Given request
Make an exact copy of all the entries below, with the pictures left out.

## begin

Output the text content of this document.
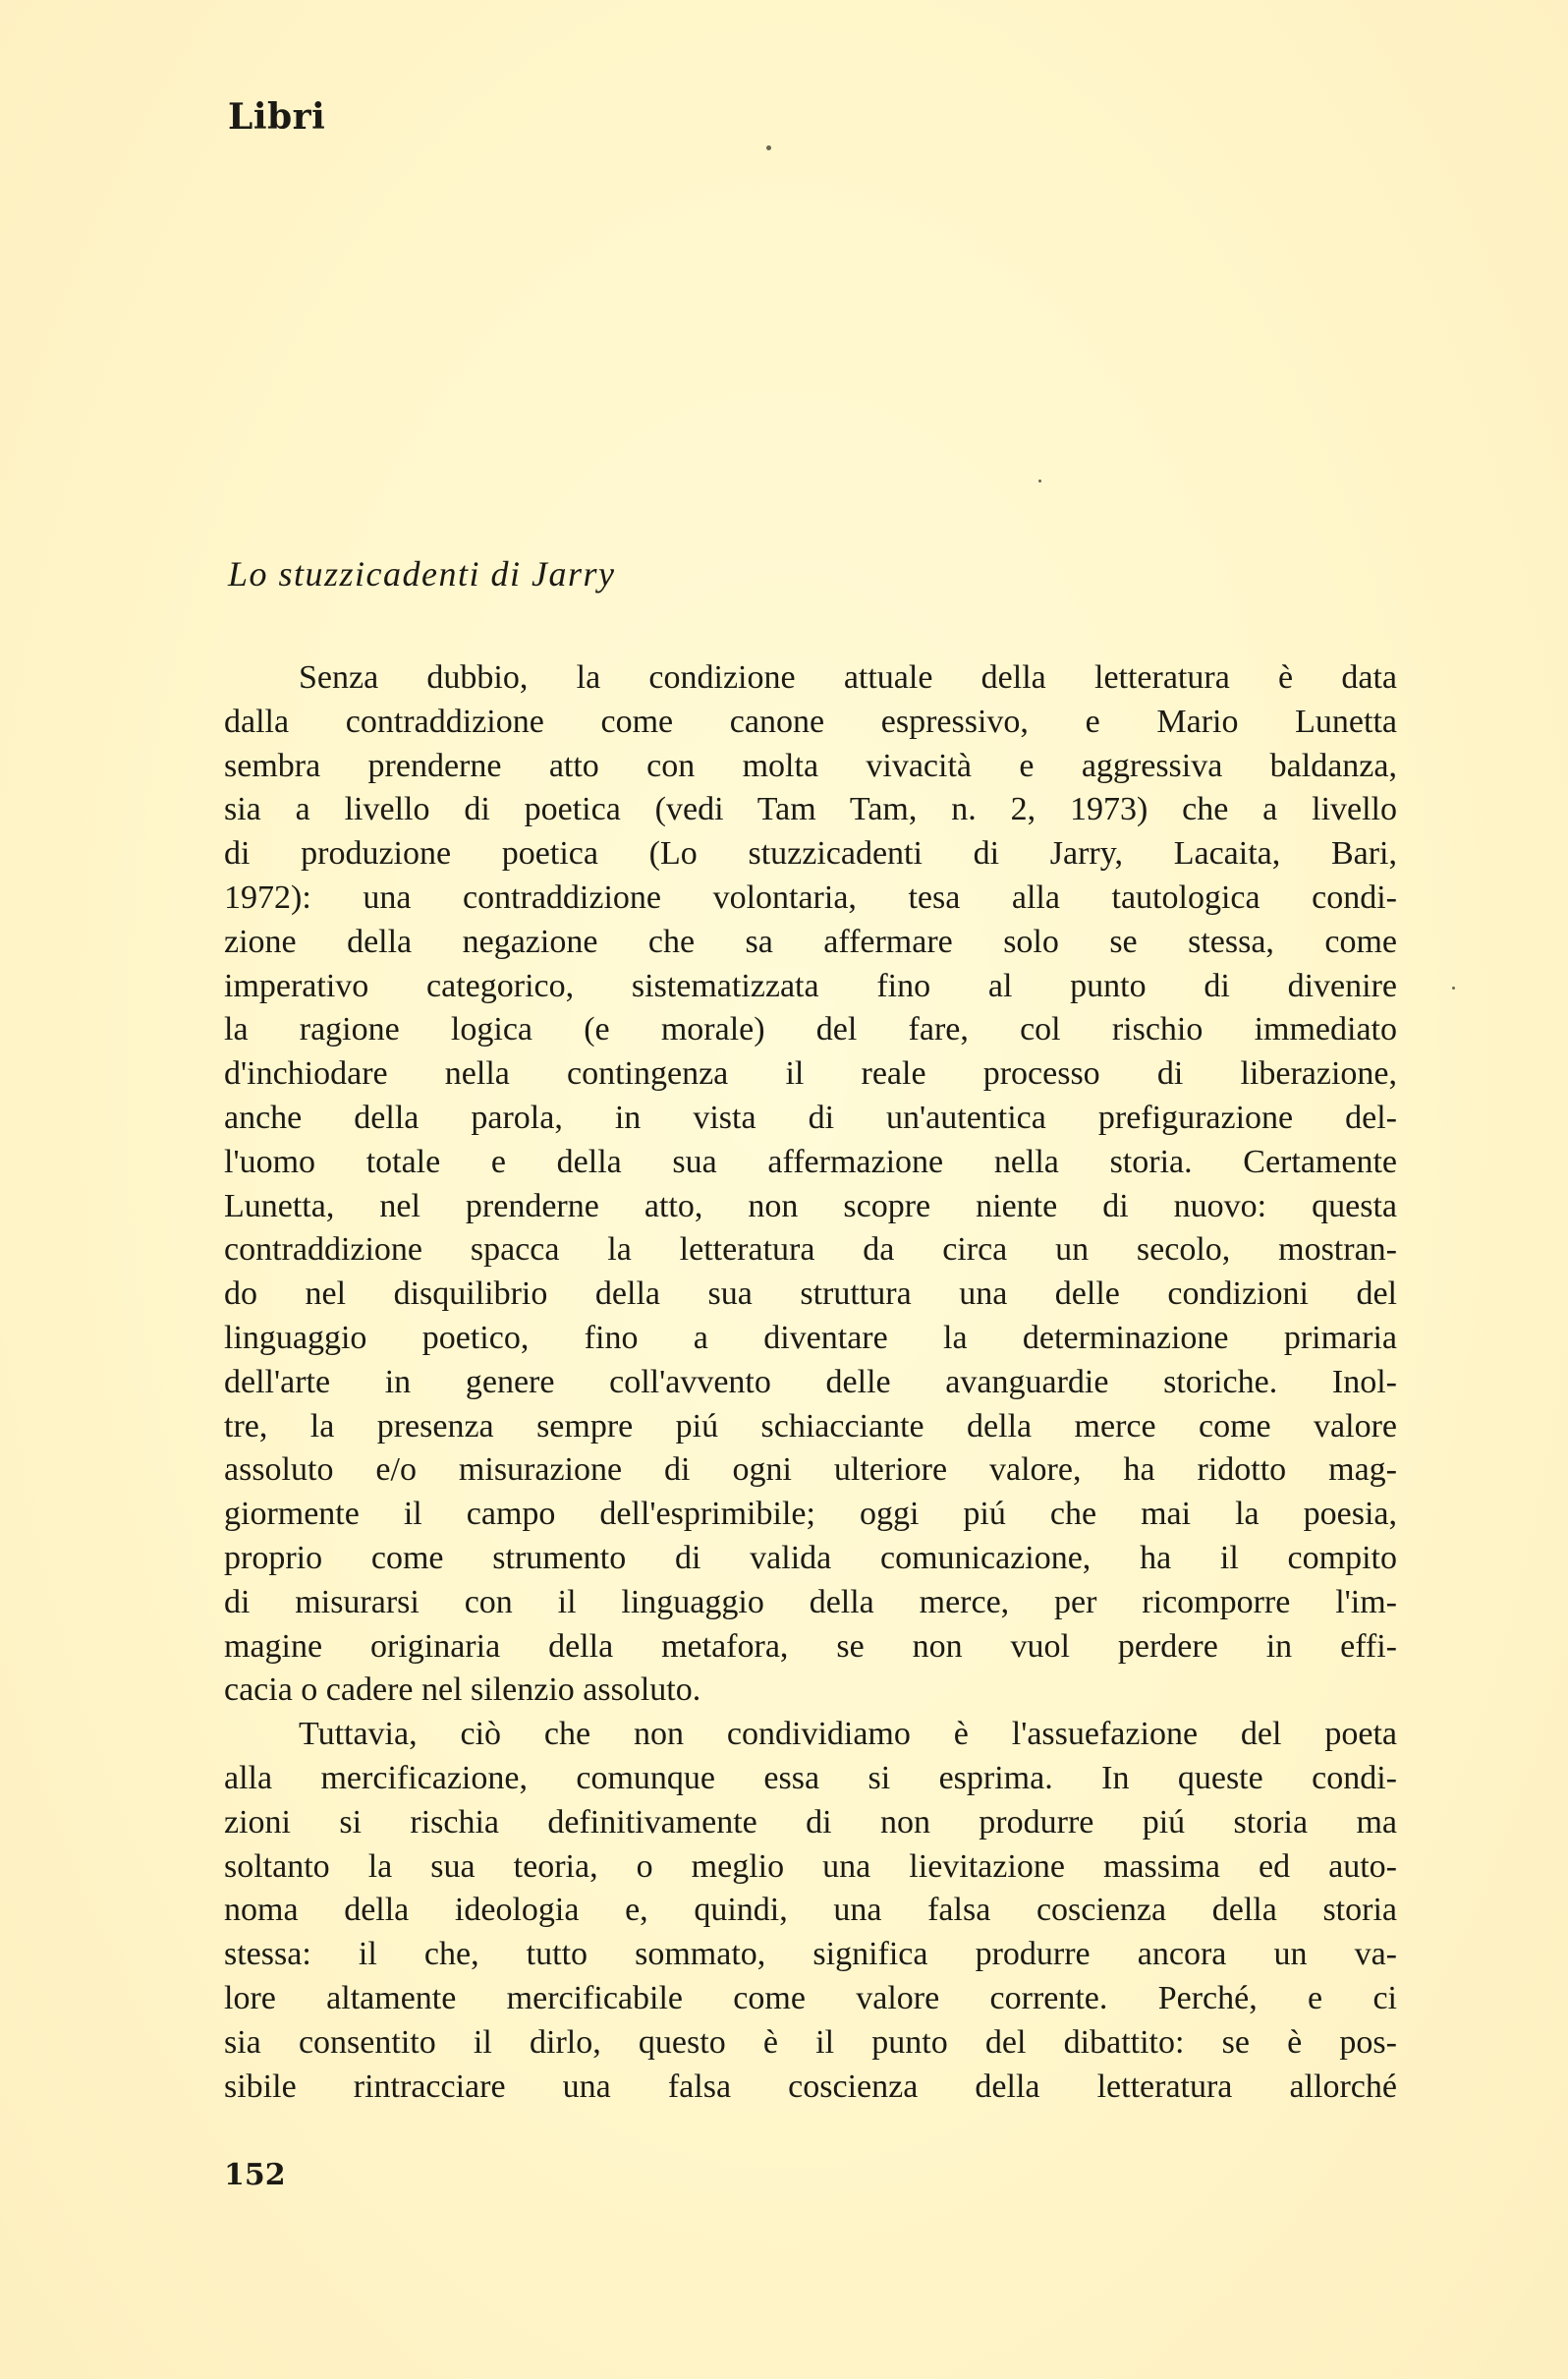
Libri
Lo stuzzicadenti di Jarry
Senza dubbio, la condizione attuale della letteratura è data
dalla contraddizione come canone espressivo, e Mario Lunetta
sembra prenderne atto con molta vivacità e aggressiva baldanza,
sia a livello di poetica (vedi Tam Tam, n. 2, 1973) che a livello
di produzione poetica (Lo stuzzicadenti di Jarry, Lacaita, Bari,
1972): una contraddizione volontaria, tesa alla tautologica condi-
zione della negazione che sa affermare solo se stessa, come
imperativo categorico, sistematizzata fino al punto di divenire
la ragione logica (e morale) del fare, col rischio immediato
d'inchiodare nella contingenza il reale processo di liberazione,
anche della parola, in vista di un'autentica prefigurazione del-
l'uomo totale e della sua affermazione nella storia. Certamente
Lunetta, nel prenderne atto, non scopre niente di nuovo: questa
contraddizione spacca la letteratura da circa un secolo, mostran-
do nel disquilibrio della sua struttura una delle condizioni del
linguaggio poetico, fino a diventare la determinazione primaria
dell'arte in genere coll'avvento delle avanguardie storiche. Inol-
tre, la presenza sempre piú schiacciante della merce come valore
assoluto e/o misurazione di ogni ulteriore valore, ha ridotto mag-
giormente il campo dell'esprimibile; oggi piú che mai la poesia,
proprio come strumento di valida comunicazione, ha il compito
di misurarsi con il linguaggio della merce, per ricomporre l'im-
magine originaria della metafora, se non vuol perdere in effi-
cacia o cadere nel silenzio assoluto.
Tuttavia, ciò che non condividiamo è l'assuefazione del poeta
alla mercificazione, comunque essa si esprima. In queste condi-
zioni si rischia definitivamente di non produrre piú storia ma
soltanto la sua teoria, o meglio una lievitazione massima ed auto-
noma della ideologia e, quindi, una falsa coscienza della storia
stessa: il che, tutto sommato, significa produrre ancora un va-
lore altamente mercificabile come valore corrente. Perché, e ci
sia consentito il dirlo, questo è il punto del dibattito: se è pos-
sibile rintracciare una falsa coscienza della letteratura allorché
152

## end

Solution for this exercise
Output the text content of this document.
Libri
Lo stuzzicadenti di Jarry
Senza dubbio, la condizione attuale della letteratura è data
dalla contraddizione come canone espressivo, e Mario Lunetta
sembra prenderne atto con molta vivacità e aggressiva baldanza,
sia a livello di poetica (vedi Tam Tam, n. 2, 1973) che a livello
di produzione poetica (Lo stuzzicadenti di Jarry, Lacaita, Bari,
1972): una contraddizione volontaria, tesa alla tautologica condi-
zione della negazione che sa affermare solo se stessa, come
imperativo categorico, sistematizzata fino al punto di divenire
la ragione logica (e morale) del fare, col rischio immediato
d'inchiodare nella contingenza il reale processo di liberazione,
anche della parola, in vista di un'autentica prefigurazione del-
l'uomo totale e della sua affermazione nella storia. Certamente
Lunetta, nel prenderne atto, non scopre niente di nuovo: questa
contraddizione spacca la letteratura da circa un secolo, mostran-
do nel disquilibrio della sua struttura una delle condizioni del
linguaggio poetico, fino a diventare la determinazione primaria
dell'arte in genere coll'avvento delle avanguardie storiche. Inol-
tre, la presenza sempre piú schiacciante della merce come valore
assoluto e/o misurazione di ogni ulteriore valore, ha ridotto mag-
giormente il campo dell'esprimibile; oggi piú che mai la poesia,
proprio come strumento di valida comunicazione, ha il compito
di misurarsi con il linguaggio della merce, per ricomporre l'im-
magine originaria della metafora, se non vuol perdere in effi-
cacia o cadere nel silenzio assoluto.
Tuttavia, ciò che non condividiamo è l'assuefazione del poeta
alla mercificazione, comunque essa si esprima. In queste condi-
zioni si rischia definitivamente di non produrre piú storia ma
soltanto la sua teoria, o meglio una lievitazione massima ed auto-
noma della ideologia e, quindi, una falsa coscienza della storia
stessa: il che, tutto sommato, significa produrre ancora un va-
lore altamente mercificabile come valore corrente. Perché, e ci
sia consentito il dirlo, questo è il punto del dibattito: se è pos-
sibile rintracciare una falsa coscienza della letteratura allorché
152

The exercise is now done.